** start **

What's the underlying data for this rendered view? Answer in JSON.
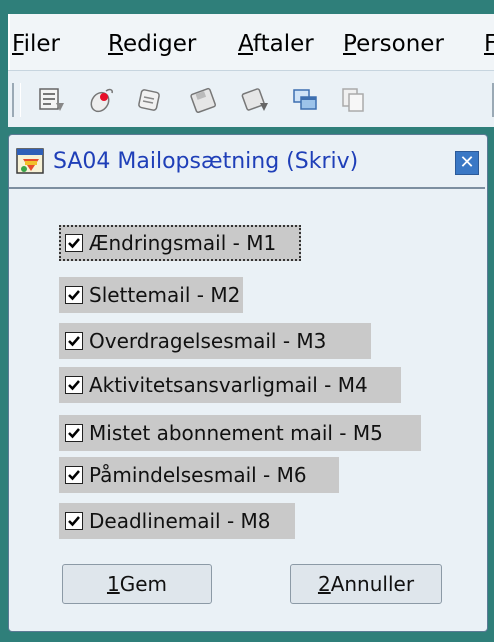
{
  "menubar": {
    "items": [
      {
        "accel": "F",
        "rest": "iler"
      },
      {
        "accel": "R",
        "rest": "ediger"
      },
      {
        "accel": "A",
        "rest": "ftaler"
      },
      {
        "accel": "P",
        "rest": "ersoner"
      },
      {
        "accel": "F",
        "rest": ""
      }
    ]
  },
  "toolbar": {
    "icons": [
      "list-icon",
      "mouse-icon",
      "note-icon",
      "disk-icon",
      "disk-down-icon",
      "windows-icon",
      "copy-icon"
    ]
  },
  "dialog": {
    "title": "SA04 Mailopsætning (Skriv)",
    "close_glyph": "✕",
    "checkboxes": [
      {
        "label": "Ændringsmail - M1",
        "checked": true
      },
      {
        "label": "Slettemail - M2",
        "checked": true
      },
      {
        "label": "Overdragelsesmail - M3",
        "checked": true
      },
      {
        "label": "Aktivitetsansvarligmail - M4",
        "checked": true
      },
      {
        "label": "Mistet abonnement mail - M5",
        "checked": true
      },
      {
        "label": "Påmindelsesmail - M6",
        "checked": true
      },
      {
        "label": "Deadlinemail - M8",
        "checked": true
      }
    ],
    "save_button": {
      "accel": "1",
      "rest": " Gem"
    },
    "cancel_button": {
      "accel": "2",
      "rest": " Annuller"
    }
  },
  "colors": {
    "desktop": "#2f7f7a",
    "title_text": "#1f3fb8",
    "row_highlight": "#c9c9c9"
  }
}
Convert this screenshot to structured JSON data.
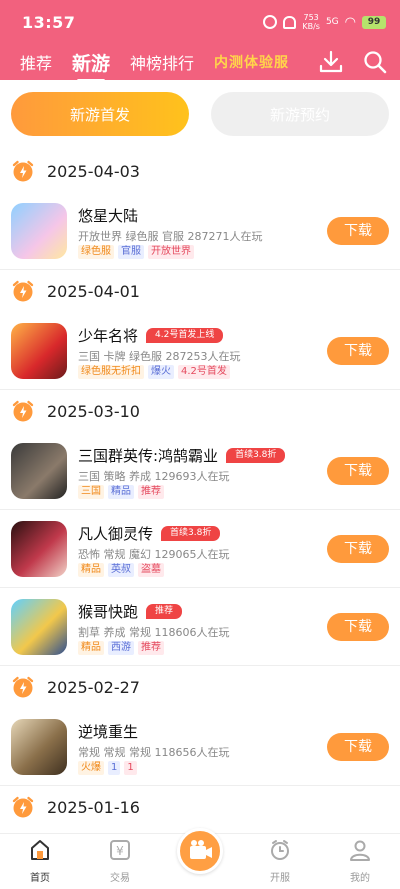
{
  "status_bar": {
    "time": "13:57",
    "net_speed": "753",
    "net_unit": "KB/s",
    "signal": "5G",
    "wifi": "WiFi",
    "battery": "99"
  },
  "nav": {
    "tabs": [
      {
        "label": "推荐"
      },
      {
        "label": "新游"
      },
      {
        "label": "神榜排行"
      },
      {
        "label": "内测体验服"
      }
    ],
    "active_tab": "新游",
    "download_icon": "download-icon",
    "search_icon": "search-icon"
  },
  "segments": {
    "on": "新游首发",
    "off": "新游预约"
  },
  "colors": {
    "header": "#f2617e",
    "accent": "#ff9a3c",
    "badge": "#ef4444"
  },
  "sections": [
    {
      "date": "2025-04-03",
      "games": [
        {
          "name": "悠星大陆",
          "badge": "",
          "meta": "开放世界  绿色服  官服  287271人在玩",
          "tags": [
            [
              "绿色服",
              "green"
            ],
            [
              "官服",
              "blue"
            ],
            [
              "开放世界",
              "red"
            ]
          ],
          "button": "下载"
        }
      ]
    },
    {
      "date": "2025-04-01",
      "games": [
        {
          "name": "少年名将",
          "badge": "4.2号首发上线",
          "meta": "三国  卡牌  绿色服  287253人在玩",
          "tags": [
            [
              "绿色服无折扣",
              "green"
            ],
            [
              "爆火",
              "blue"
            ],
            [
              "4.2号首发",
              "red"
            ]
          ],
          "button": "下载"
        }
      ]
    },
    {
      "date": "2025-03-10",
      "games": [
        {
          "name": "三国群英传:鸿鹄霸业",
          "badge": "首续3.8折",
          "meta": "三国  策略  养成  129693人在玩",
          "tags": [
            [
              "三国",
              "green"
            ],
            [
              "精品",
              "blue"
            ],
            [
              "推荐",
              "red"
            ]
          ],
          "button": "下载"
        },
        {
          "name": "凡人御灵传",
          "badge": "首续3.8折",
          "meta": "恐怖  常规  魔幻  129065人在玩",
          "tags": [
            [
              "精品",
              "green"
            ],
            [
              "英叔",
              "blue"
            ],
            [
              "盗墓",
              "red"
            ]
          ],
          "button": "下载"
        },
        {
          "name": "猴哥快跑",
          "badge": "推荐",
          "meta": "割草  养成  常规  118606人在玩",
          "tags": [
            [
              "精品",
              "green"
            ],
            [
              "西游",
              "blue"
            ],
            [
              "推荐",
              "red"
            ]
          ],
          "button": "下载"
        }
      ]
    },
    {
      "date": "2025-02-27",
      "games": [
        {
          "name": "逆境重生",
          "badge": "",
          "meta": "常规  常规  常规  118656人在玩",
          "tags": [
            [
              "火爆",
              "green"
            ],
            [
              "1",
              "blue"
            ],
            [
              "1",
              "red"
            ]
          ],
          "button": "下载"
        }
      ]
    },
    {
      "date": "2025-01-16",
      "games": []
    }
  ],
  "bottom_nav": {
    "items": [
      {
        "label": "首页"
      },
      {
        "label": "交易"
      },
      {
        "label": "开服"
      },
      {
        "label": "我的"
      }
    ]
  }
}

** end **

TASK OBJECTIVE ▸ In the listing, find every line containing the word "badge" and list it.

CORRECT ANSWER ▸
    "badge": "#ef4444"
          "badge": "",
          "badge": "4.2号首发上线",
          "badge": "首续3.8折",
          "badge": "首续3.8折",
          "badge": "推荐",
          "badge": "",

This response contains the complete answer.